## START Provided entries

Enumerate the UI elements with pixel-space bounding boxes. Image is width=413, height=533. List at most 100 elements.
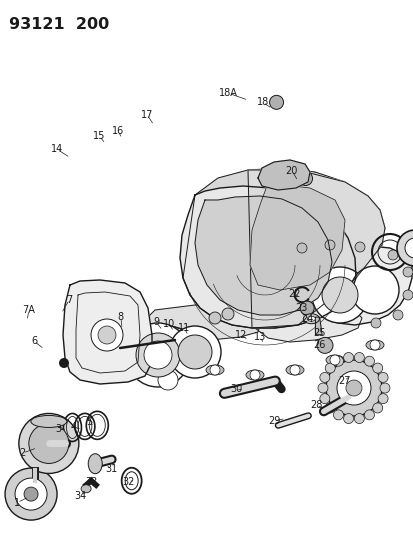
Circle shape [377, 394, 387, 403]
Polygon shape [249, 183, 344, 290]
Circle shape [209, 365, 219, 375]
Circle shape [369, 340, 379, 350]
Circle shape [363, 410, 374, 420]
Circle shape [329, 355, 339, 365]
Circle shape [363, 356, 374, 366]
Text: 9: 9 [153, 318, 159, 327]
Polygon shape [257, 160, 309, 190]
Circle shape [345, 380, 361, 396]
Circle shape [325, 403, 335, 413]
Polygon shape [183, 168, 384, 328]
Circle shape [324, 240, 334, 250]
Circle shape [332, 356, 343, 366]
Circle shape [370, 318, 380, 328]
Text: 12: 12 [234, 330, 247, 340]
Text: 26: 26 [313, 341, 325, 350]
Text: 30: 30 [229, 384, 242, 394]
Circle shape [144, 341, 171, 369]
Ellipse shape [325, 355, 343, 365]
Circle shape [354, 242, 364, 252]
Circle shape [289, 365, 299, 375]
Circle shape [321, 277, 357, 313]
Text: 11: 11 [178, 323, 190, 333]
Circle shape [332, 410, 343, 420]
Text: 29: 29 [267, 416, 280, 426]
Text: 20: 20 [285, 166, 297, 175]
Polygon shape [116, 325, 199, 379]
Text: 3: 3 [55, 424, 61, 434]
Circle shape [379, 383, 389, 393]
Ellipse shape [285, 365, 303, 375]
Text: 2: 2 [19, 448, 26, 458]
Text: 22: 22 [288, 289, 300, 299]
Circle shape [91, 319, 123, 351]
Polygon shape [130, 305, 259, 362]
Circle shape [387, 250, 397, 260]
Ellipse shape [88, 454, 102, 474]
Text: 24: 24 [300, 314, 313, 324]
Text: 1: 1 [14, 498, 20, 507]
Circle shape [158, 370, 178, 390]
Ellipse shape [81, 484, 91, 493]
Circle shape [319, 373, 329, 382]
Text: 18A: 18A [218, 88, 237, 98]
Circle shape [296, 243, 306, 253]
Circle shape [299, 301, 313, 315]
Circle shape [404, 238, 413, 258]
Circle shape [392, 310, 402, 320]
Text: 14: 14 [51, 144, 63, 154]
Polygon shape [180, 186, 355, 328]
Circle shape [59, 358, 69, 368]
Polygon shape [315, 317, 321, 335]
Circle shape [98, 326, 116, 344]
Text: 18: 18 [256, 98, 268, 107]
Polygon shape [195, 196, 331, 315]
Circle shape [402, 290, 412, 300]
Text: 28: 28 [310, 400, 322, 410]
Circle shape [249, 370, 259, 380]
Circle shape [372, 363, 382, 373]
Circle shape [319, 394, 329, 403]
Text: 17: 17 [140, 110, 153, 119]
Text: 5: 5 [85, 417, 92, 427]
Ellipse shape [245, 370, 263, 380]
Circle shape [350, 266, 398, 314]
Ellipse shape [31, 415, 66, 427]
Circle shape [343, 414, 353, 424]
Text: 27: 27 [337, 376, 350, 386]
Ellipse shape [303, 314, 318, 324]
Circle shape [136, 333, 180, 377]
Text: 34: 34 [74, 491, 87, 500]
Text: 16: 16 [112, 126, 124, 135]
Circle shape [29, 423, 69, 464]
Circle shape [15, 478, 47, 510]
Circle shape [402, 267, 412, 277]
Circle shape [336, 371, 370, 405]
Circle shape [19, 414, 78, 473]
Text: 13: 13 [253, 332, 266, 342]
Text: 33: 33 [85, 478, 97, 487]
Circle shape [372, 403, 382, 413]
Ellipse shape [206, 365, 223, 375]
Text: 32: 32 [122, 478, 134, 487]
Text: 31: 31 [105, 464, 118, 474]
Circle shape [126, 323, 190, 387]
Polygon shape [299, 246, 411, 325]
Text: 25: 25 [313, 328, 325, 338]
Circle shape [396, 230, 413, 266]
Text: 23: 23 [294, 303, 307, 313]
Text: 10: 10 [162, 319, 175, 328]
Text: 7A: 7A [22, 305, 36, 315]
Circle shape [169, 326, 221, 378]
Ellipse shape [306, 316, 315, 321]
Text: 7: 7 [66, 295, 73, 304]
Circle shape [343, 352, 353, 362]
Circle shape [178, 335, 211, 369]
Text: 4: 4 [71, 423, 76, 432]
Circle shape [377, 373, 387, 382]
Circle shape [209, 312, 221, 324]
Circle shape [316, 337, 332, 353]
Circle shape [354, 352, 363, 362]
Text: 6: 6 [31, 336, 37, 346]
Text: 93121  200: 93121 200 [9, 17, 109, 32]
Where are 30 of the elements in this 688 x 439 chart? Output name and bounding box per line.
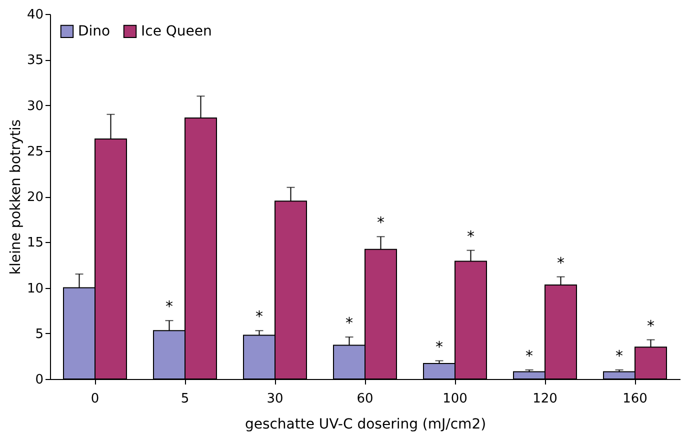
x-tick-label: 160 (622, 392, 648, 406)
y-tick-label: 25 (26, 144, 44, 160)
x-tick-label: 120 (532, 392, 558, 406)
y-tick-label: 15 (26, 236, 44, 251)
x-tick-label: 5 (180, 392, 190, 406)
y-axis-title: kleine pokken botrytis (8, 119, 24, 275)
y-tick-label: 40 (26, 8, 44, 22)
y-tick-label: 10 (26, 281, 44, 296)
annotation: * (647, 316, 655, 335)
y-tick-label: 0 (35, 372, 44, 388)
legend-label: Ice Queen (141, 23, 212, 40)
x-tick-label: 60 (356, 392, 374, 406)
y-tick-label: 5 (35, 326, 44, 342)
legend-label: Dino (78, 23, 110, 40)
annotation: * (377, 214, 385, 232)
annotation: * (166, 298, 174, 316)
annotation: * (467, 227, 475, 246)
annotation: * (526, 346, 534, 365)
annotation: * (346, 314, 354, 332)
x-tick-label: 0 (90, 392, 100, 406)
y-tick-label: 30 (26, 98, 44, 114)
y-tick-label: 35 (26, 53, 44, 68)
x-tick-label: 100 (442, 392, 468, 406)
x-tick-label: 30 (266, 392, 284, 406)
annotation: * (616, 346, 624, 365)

## END Provided entries

◆ **Short problem**
Rewrite all of the material above, replacing each instance of "Circle shape" with "Round shape" and leaving everything else unchanged. Omit the pictures from your answer.

◆ **Response to this task**
Enumerate the UI elements with pixel-space bounding boxes. Image is width=413, height=533. List at most 100 elements.
Round shape [377, 394, 387, 403]
Polygon shape [249, 183, 344, 290]
Round shape [209, 365, 219, 375]
Round shape [369, 340, 379, 350]
Round shape [363, 410, 374, 420]
Round shape [329, 355, 339, 365]
Round shape [363, 356, 374, 366]
Text: 9: 9 [153, 318, 159, 327]
Polygon shape [257, 160, 309, 190]
Round shape [345, 380, 361, 396]
Round shape [325, 403, 335, 413]
Polygon shape [183, 168, 384, 328]
Round shape [324, 240, 334, 250]
Round shape [332, 356, 343, 366]
Round shape [370, 318, 380, 328]
Text: 12: 12 [234, 330, 247, 340]
Text: 26: 26 [313, 341, 325, 350]
Text: 30: 30 [229, 384, 242, 394]
Round shape [144, 341, 171, 369]
Ellipse shape [325, 355, 343, 365]
Round shape [354, 242, 364, 252]
Round shape [289, 365, 299, 375]
Round shape [321, 277, 357, 313]
Text: 11: 11 [178, 323, 190, 333]
Round shape [332, 410, 343, 420]
Text: 29: 29 [267, 416, 280, 426]
Text: 20: 20 [285, 166, 297, 175]
Polygon shape [116, 325, 199, 379]
Text: 3: 3 [55, 424, 61, 434]
Round shape [379, 383, 389, 393]
Ellipse shape [285, 365, 303, 375]
Text: 2: 2 [19, 448, 26, 458]
Text: 22: 22 [288, 289, 300, 299]
Round shape [91, 319, 123, 351]
Polygon shape [130, 305, 259, 362]
Round shape [387, 250, 397, 260]
Ellipse shape [88, 454, 102, 474]
Text: 24: 24 [300, 314, 313, 324]
Text: 1: 1 [14, 498, 20, 507]
Round shape [158, 370, 178, 390]
Ellipse shape [81, 484, 91, 493]
Round shape [319, 373, 329, 382]
Text: 18A: 18A [218, 88, 237, 98]
Round shape [296, 243, 306, 253]
Round shape [299, 301, 313, 315]
Round shape [404, 238, 413, 258]
Round shape [392, 310, 402, 320]
Text: 14: 14 [51, 144, 63, 154]
Polygon shape [180, 186, 355, 328]
Round shape [59, 358, 69, 368]
Polygon shape [315, 317, 321, 335]
Round shape [98, 326, 116, 344]
Text: 18: 18 [256, 98, 268, 107]
Polygon shape [195, 196, 331, 315]
Round shape [402, 290, 412, 300]
Text: 28: 28 [310, 400, 322, 410]
Round shape [249, 370, 259, 380]
Round shape [372, 363, 382, 373]
Round shape [319, 394, 329, 403]
Text: 17: 17 [140, 110, 153, 119]
Text: 5: 5 [85, 417, 92, 427]
Ellipse shape [245, 370, 263, 380]
Round shape [350, 266, 398, 314]
Ellipse shape [31, 415, 66, 427]
Round shape [343, 414, 353, 424]
Text: 27: 27 [337, 376, 350, 386]
Ellipse shape [303, 314, 318, 324]
Round shape [136, 333, 180, 377]
Text: 34: 34 [74, 491, 87, 500]
Text: 16: 16 [112, 126, 124, 135]
Round shape [29, 423, 69, 464]
Round shape [15, 478, 47, 510]
Round shape [402, 267, 412, 277]
Round shape [336, 371, 370, 405]
Round shape [19, 414, 78, 473]
Text: 13: 13 [253, 332, 266, 342]
Text: 33: 33 [85, 478, 97, 487]
Round shape [372, 403, 382, 413]
Ellipse shape [206, 365, 223, 375]
Text: 32: 32 [122, 478, 134, 487]
Text: 31: 31 [105, 464, 118, 474]
Round shape [126, 323, 190, 387]
Polygon shape [299, 246, 411, 325]
Text: 25: 25 [313, 328, 325, 338]
Round shape [396, 230, 413, 266]
Text: 23: 23 [294, 303, 307, 313]
Text: 10: 10 [162, 319, 175, 328]
Text: 7A: 7A [22, 305, 36, 315]
Round shape [169, 326, 221, 378]
Ellipse shape [306, 316, 315, 321]
Text: 7: 7 [66, 295, 73, 304]
Round shape [343, 352, 353, 362]
Round shape [178, 335, 211, 369]
Text: 4: 4 [71, 423, 76, 432]
Round shape [377, 373, 387, 382]
Round shape [209, 312, 221, 324]
Round shape [316, 337, 332, 353]
Round shape [354, 352, 363, 362]
Text: 6: 6 [31, 336, 37, 346]
Text: 93121  200: 93121 200 [9, 17, 109, 32]
Where are 30 of the elements in this 688 x 439 chart? Output name and bounding box per line.
x-tick-label: 160 (622, 392, 648, 406)
y-tick-label: 25 (26, 144, 44, 160)
x-tick-label: 120 (532, 392, 558, 406)
y-tick-label: 15 (26, 236, 44, 251)
x-tick-label: 5 (180, 392, 190, 406)
y-axis-title: kleine pokken botrytis (8, 119, 24, 275)
y-tick-label: 40 (26, 8, 44, 22)
y-tick-label: 10 (26, 281, 44, 296)
annotation: * (647, 316, 655, 335)
y-tick-label: 0 (35, 372, 44, 388)
legend-label: Ice Queen (141, 23, 212, 40)
x-tick-label: 60 (356, 392, 374, 406)
y-tick-label: 5 (35, 326, 44, 342)
legend-label: Dino (78, 23, 110, 40)
annotation: * (377, 214, 385, 232)
annotation: * (166, 298, 174, 316)
annotation: * (467, 227, 475, 246)
annotation: * (526, 346, 534, 365)
annotation: * (346, 314, 354, 332)
x-tick-label: 0 (90, 392, 100, 406)
y-tick-label: 30 (26, 98, 44, 114)
y-tick-label: 35 (26, 53, 44, 68)
x-tick-label: 100 (442, 392, 468, 406)
x-tick-label: 30 (266, 392, 284, 406)
annotation: * (616, 346, 624, 365)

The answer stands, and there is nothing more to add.